Requirements
Search the material for the string "image" and copy each line where it occurs.

Extracted information
——————

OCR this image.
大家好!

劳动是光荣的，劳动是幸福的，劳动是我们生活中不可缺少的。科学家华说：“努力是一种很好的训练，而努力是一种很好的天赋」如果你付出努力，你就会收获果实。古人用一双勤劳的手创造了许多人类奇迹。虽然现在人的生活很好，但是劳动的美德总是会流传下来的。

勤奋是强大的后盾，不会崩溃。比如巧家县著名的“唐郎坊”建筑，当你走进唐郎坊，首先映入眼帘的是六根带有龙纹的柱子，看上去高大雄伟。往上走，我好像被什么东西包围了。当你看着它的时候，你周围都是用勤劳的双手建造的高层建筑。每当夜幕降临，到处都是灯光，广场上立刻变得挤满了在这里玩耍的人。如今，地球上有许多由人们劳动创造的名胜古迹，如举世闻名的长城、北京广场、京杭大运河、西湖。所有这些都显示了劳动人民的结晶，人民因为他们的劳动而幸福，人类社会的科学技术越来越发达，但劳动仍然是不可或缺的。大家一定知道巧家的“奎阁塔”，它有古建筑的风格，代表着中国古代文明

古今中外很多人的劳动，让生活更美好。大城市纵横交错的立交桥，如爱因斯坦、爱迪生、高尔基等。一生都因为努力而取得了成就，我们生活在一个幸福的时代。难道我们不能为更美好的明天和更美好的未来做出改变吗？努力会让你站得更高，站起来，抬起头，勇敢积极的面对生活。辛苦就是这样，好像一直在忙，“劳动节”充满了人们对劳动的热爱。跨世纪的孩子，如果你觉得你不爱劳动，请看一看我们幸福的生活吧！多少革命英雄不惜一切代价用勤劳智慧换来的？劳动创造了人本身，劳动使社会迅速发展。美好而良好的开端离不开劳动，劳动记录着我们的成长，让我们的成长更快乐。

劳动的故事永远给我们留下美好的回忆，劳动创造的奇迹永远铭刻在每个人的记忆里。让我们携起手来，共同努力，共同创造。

——————

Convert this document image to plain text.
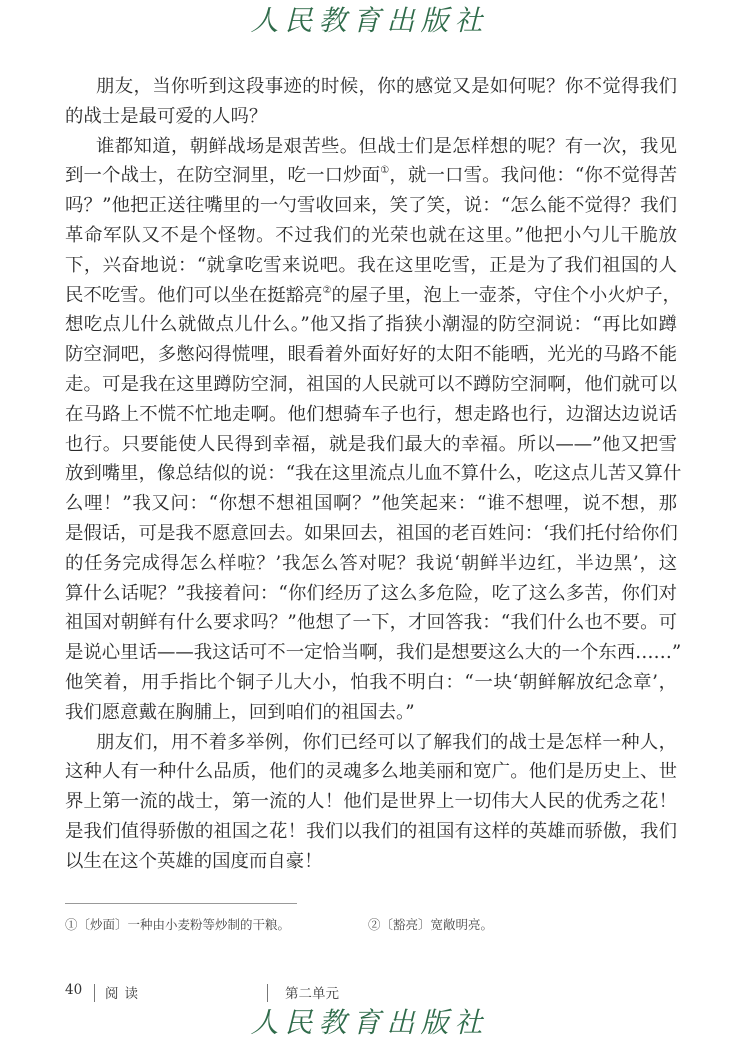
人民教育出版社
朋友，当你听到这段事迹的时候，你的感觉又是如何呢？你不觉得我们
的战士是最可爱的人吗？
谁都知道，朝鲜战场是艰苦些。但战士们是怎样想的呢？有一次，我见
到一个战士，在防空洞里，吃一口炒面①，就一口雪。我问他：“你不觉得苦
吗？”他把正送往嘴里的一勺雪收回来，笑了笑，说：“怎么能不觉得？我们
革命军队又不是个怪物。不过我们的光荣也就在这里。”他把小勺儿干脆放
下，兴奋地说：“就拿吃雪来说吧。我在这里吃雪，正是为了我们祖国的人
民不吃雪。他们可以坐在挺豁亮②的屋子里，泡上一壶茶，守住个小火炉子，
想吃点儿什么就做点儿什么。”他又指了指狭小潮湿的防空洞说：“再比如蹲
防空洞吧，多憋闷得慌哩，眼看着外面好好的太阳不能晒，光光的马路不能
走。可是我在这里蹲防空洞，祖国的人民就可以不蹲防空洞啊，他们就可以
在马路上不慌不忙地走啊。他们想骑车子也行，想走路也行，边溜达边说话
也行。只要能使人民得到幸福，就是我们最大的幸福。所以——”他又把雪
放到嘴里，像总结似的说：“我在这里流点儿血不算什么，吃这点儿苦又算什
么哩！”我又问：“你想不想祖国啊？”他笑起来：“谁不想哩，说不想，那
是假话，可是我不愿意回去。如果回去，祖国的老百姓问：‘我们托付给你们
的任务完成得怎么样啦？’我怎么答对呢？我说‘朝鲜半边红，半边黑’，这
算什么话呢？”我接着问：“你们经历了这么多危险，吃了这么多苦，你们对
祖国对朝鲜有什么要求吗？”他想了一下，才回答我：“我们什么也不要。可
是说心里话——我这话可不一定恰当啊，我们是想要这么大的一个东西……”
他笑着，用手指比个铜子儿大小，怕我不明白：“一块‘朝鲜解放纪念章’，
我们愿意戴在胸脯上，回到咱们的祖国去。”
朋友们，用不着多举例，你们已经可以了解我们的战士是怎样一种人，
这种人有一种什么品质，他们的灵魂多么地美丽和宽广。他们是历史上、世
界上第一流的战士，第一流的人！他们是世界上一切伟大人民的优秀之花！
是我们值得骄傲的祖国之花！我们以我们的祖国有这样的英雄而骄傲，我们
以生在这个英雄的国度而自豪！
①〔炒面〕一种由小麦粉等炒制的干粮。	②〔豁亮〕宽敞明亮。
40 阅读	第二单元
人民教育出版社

——————

Solution for this task
OCR this image.
Convert this document image to plain text.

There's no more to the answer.